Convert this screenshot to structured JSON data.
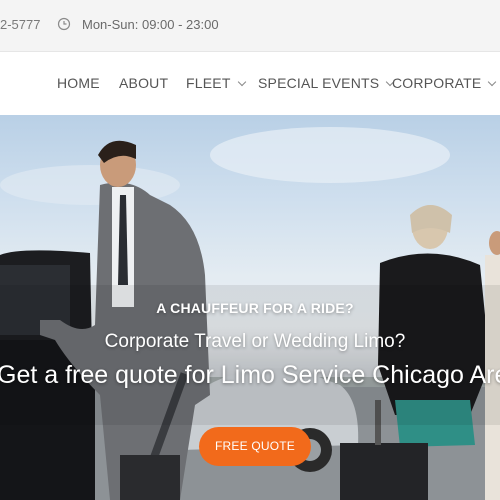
{
  "topbar": {
    "phone_text": "2-5777",
    "clock_icon": "clock-icon",
    "hours_text": "Mon-Sun: 09:00 - 23:00"
  },
  "nav": {
    "items": [
      {
        "label": "HOME",
        "has_dropdown": false
      },
      {
        "label": "ABOUT",
        "has_dropdown": false
      },
      {
        "label": "FLEET",
        "has_dropdown": true
      },
      {
        "label": "SPECIAL EVENTS",
        "has_dropdown": true
      },
      {
        "label": "CORPORATE",
        "has_dropdown": true
      }
    ]
  },
  "hero": {
    "eyebrow": "A CHAUFFEUR FOR A RIDE?",
    "subtitle": "Corporate Travel or Wedding Limo?",
    "headline": "Get a free quote for Limo Service Chicago Are",
    "cta_label": "FREE QUOTE"
  },
  "colors": {
    "accent": "#f26a1b",
    "nav_text": "#555555",
    "topbar_bg": "#f4f4f4"
  }
}
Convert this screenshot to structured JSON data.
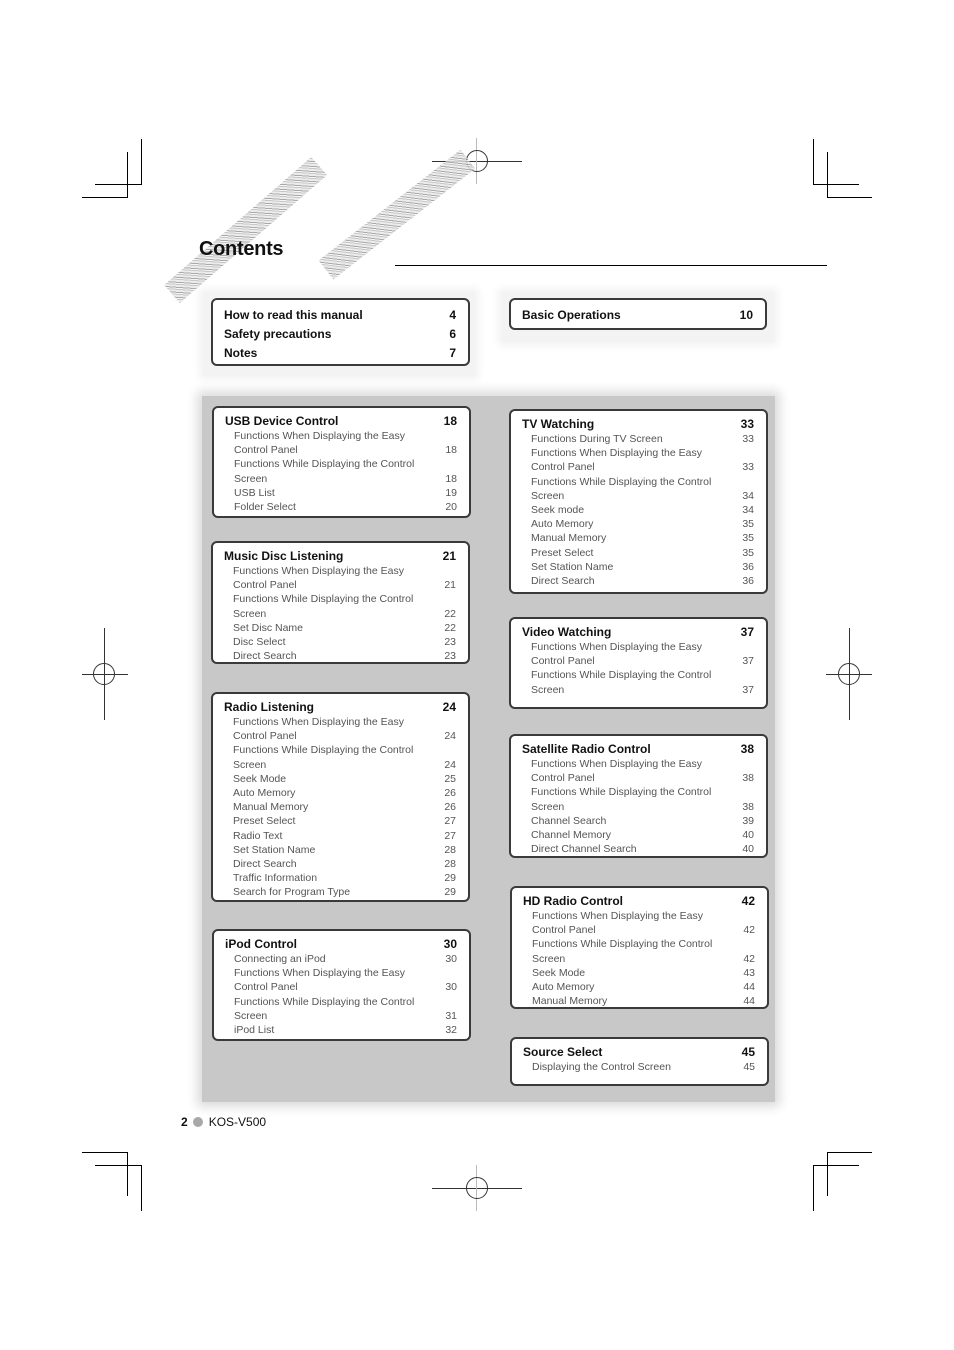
{
  "page": {
    "title": "Contents",
    "footer": {
      "page_number": "2",
      "model": "KOS-V500"
    }
  },
  "top_left_box": {
    "entries": [
      {
        "label": "How to read this manual",
        "page": "4"
      },
      {
        "label": "Safety precautions",
        "page": "6"
      },
      {
        "label": "Notes",
        "page": "7"
      }
    ]
  },
  "top_right_box": {
    "entries": [
      {
        "label": "Basic Operations",
        "page": "10"
      }
    ]
  },
  "sections": {
    "usb": {
      "title": "USB Device Control",
      "page": "18",
      "items": [
        {
          "label": "Functions When Displaying the Easy\n   Control Panel",
          "page": "18"
        },
        {
          "label": "Functions While Displaying the Control\n   Screen",
          "page": "18"
        },
        {
          "label": "USB List",
          "page": "19"
        },
        {
          "label": "Folder Select",
          "page": "20"
        }
      ]
    },
    "disc": {
      "title": "Music Disc Listening",
      "page": "21",
      "items": [
        {
          "label": "Functions When Displaying the Easy\n   Control Panel",
          "page": "21"
        },
        {
          "label": "Functions While Displaying the Control\n   Screen",
          "page": "22"
        },
        {
          "label": "Set Disc Name",
          "page": "22"
        },
        {
          "label": "Disc Select",
          "page": "23"
        },
        {
          "label": "Direct Search",
          "page": "23"
        }
      ]
    },
    "radio": {
      "title": "Radio Listening",
      "page": "24",
      "items": [
        {
          "label": "Functions When Displaying the Easy\n   Control Panel",
          "page": "24"
        },
        {
          "label": "Functions While Displaying the Control\n   Screen",
          "page": "24"
        },
        {
          "label": "Seek Mode",
          "page": "25"
        },
        {
          "label": "Auto Memory",
          "page": "26"
        },
        {
          "label": "Manual Memory",
          "page": "26"
        },
        {
          "label": "Preset Select",
          "page": "27"
        },
        {
          "label": "Radio Text",
          "page": "27"
        },
        {
          "label": "Set Station Name",
          "page": "28"
        },
        {
          "label": "Direct Search",
          "page": "28"
        },
        {
          "label": "Traffic Information",
          "page": "29"
        },
        {
          "label": "Search for Program Type",
          "page": "29"
        }
      ]
    },
    "ipod": {
      "title": "iPod Control",
      "page": "30",
      "items": [
        {
          "label": "Connecting an iPod",
          "page": "30"
        },
        {
          "label": "Functions When Displaying the Easy\n   Control Panel",
          "page": "30"
        },
        {
          "label": "Functions While Displaying the Control\n   Screen",
          "page": "31"
        },
        {
          "label": "iPod List",
          "page": "32"
        }
      ]
    },
    "tv": {
      "title": "TV Watching",
      "page": "33",
      "items": [
        {
          "label": "Functions During TV Screen",
          "page": "33"
        },
        {
          "label": "Functions When Displaying the Easy\n   Control Panel",
          "page": "33"
        },
        {
          "label": "Functions While Displaying the Control\n   Screen",
          "page": "34"
        },
        {
          "label": "Seek mode",
          "page": "34"
        },
        {
          "label": "Auto Memory",
          "page": "35"
        },
        {
          "label": "Manual Memory",
          "page": "35"
        },
        {
          "label": "Preset Select",
          "page": "35"
        },
        {
          "label": "Set Station Name",
          "page": "36"
        },
        {
          "label": "Direct Search",
          "page": "36"
        }
      ]
    },
    "video": {
      "title": "Video Watching",
      "page": "37",
      "items": [
        {
          "label": "Functions When Displaying the Easy\n   Control Panel",
          "page": "37"
        },
        {
          "label": "Functions While Displaying the Control\n   Screen",
          "page": "37"
        }
      ]
    },
    "satellite": {
      "title": "Satellite Radio Control",
      "page": "38",
      "items": [
        {
          "label": "Functions When Displaying the Easy\n   Control Panel",
          "page": "38"
        },
        {
          "label": "Functions While Displaying the Control\n   Screen",
          "page": "38"
        },
        {
          "label": "Channel Search",
          "page": "39"
        },
        {
          "label": "Channel Memory",
          "page": "40"
        },
        {
          "label": "Direct Channel Search",
          "page": "40"
        }
      ]
    },
    "hd": {
      "title": "HD Radio Control",
      "page": "42",
      "items": [
        {
          "label": "Functions When Displaying the Easy\n   Control Panel",
          "page": "42"
        },
        {
          "label": "Functions While Displaying the Control\n   Screen",
          "page": "42"
        },
        {
          "label": "Seek Mode",
          "page": "43"
        },
        {
          "label": "Auto Memory",
          "page": "44"
        },
        {
          "label": "Manual Memory",
          "page": "44"
        }
      ]
    },
    "source": {
      "title": "Source Select",
      "page": "45",
      "items": [
        {
          "label": "Displaying the Control Screen",
          "page": "45"
        }
      ]
    }
  }
}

# # #

◆ **What is expected**
Leave images out of the retyped records; keep all else exact.

◆ **Written answer**
Convert this screenshot to structured JSON data.
{
  "topbar": {
    "phone_text": "2-5777",
    "clock_icon": "clock-icon",
    "hours_text": "Mon-Sun: 09:00 - 23:00"
  },
  "nav": {
    "items": [
      {
        "label": "HOME",
        "has_dropdown": false
      },
      {
        "label": "ABOUT",
        "has_dropdown": false
      },
      {
        "label": "FLEET",
        "has_dropdown": true
      },
      {
        "label": "SPECIAL EVENTS",
        "has_dropdown": true
      },
      {
        "label": "CORPORATE",
        "has_dropdown": true
      }
    ]
  },
  "hero": {
    "eyebrow": "A CHAUFFEUR FOR A RIDE?",
    "subtitle": "Corporate Travel or Wedding Limo?",
    "headline": "Get a free quote for Limo Service Chicago Are",
    "cta_label": "FREE QUOTE"
  },
  "colors": {
    "accent": "#f26a1b",
    "nav_text": "#555555",
    "topbar_bg": "#f4f4f4"
  }
}
Convert this screenshot to structured JSON data.
{
  "page": {
    "title": "Contents",
    "footer": {
      "page_number": "2",
      "model": "KOS-V500"
    }
  },
  "top_left_box": {
    "entries": [
      {
        "label": "How to read this manual",
        "page": "4"
      },
      {
        "label": "Safety precautions",
        "page": "6"
      },
      {
        "label": "Notes",
        "page": "7"
      }
    ]
  },
  "top_right_box": {
    "entries": [
      {
        "label": "Basic Operations",
        "page": "10"
      }
    ]
  },
  "sections": {
    "usb": {
      "title": "USB Device Control",
      "page": "18",
      "items": [
        {
          "label": "Functions When Displaying the Easy\n   Control Panel",
          "page": "18"
        },
        {
          "label": "Functions While Displaying the Control\n   Screen",
          "page": "18"
        },
        {
          "label": "USB List",
          "page": "19"
        },
        {
          "label": "Folder Select",
          "page": "20"
        }
      ]
    },
    "disc": {
      "title": "Music Disc Listening",
      "page": "21",
      "items": [
        {
          "label": "Functions When Displaying the Easy\n   Control Panel",
          "page": "21"
        },
        {
          "label": "Functions While Displaying the Control\n   Screen",
          "page": "22"
        },
        {
          "label": "Set Disc Name",
          "page": "22"
        },
        {
          "label": "Disc Select",
          "page": "23"
        },
        {
          "label": "Direct Search",
          "page": "23"
        }
      ]
    },
    "radio": {
      "title": "Radio Listening",
      "page": "24",
      "items": [
        {
          "label": "Functions When Displaying the Easy\n   Control Panel",
          "page": "24"
        },
        {
          "label": "Functions While Displaying the Control\n   Screen",
          "page": "24"
        },
        {
          "label": "Seek Mode",
          "page": "25"
        },
        {
          "label": "Auto Memory",
          "page": "26"
        },
        {
          "label": "Manual Memory",
          "page": "26"
        },
        {
          "label": "Preset Select",
          "page": "27"
        },
        {
          "label": "Radio Text",
          "page": "27"
        },
        {
          "label": "Set Station Name",
          "page": "28"
        },
        {
          "label": "Direct Search",
          "page": "28"
        },
        {
          "label": "Traffic Information",
          "page": "29"
        },
        {
          "label": "Search for Program Type",
          "page": "29"
        }
      ]
    },
    "ipod": {
      "title": "iPod Control",
      "page": "30",
      "items": [
        {
          "label": "Connecting an iPod",
          "page": "30"
        },
        {
          "label": "Functions When Displaying the Easy\n   Control Panel",
          "page": "30"
        },
        {
          "label": "Functions While Displaying the Control\n   Screen",
          "page": "31"
        },
        {
          "label": "iPod List",
          "page": "32"
        }
      ]
    },
    "tv": {
      "title": "TV Watching",
      "page": "33",
      "items": [
        {
          "label": "Functions During TV Screen",
          "page": "33"
        },
        {
          "label": "Functions When Displaying the Easy\n   Control Panel",
          "page": "33"
        },
        {
          "label": "Functions While Displaying the Control\n   Screen",
          "page": "34"
        },
        {
          "label": "Seek mode",
          "page": "34"
        },
        {
          "label": "Auto Memory",
          "page": "35"
        },
        {
          "label": "Manual Memory",
          "page": "35"
        },
        {
          "label": "Preset Select",
          "page": "35"
        },
        {
          "label": "Set Station Name",
          "page": "36"
        },
        {
          "label": "Direct Search",
          "page": "36"
        }
      ]
    },
    "video": {
      "title": "Video Watching",
      "page": "37",
      "items": [
        {
          "label": "Functions When Displaying the Easy\n   Control Panel",
          "page": "37"
        },
        {
          "label": "Functions While Displaying the Control\n   Screen",
          "page": "37"
        }
      ]
    },
    "satellite": {
      "title": "Satellite Radio Control",
      "page": "38",
      "items": [
        {
          "label": "Functions When Displaying the Easy\n   Control Panel",
          "page": "38"
        },
        {
          "label": "Functions While Displaying the Control\n   Screen",
          "page": "38"
        },
        {
          "label": "Channel Search",
          "page": "39"
        },
        {
          "label": "Channel Memory",
          "page": "40"
        },
        {
          "label": "Direct Channel Search",
          "page": "40"
        }
      ]
    },
    "hd": {
      "title": "HD Radio Control",
      "page": "42",
      "items": [
        {
          "label": "Functions When Displaying the Easy\n   Control Panel",
          "page": "42"
        },
        {
          "label": "Functions While Displaying the Control\n   Screen",
          "page": "42"
        },
        {
          "label": "Seek Mode",
          "page": "43"
        },
        {
          "label": "Auto Memory",
          "page": "44"
        },
        {
          "label": "Manual Memory",
          "page": "44"
        }
      ]
    },
    "source": {
      "title": "Source Select",
      "page": "45",
      "items": [
        {
          "label": "Displaying the Control Screen",
          "page": "45"
        }
      ]
    }
  }
}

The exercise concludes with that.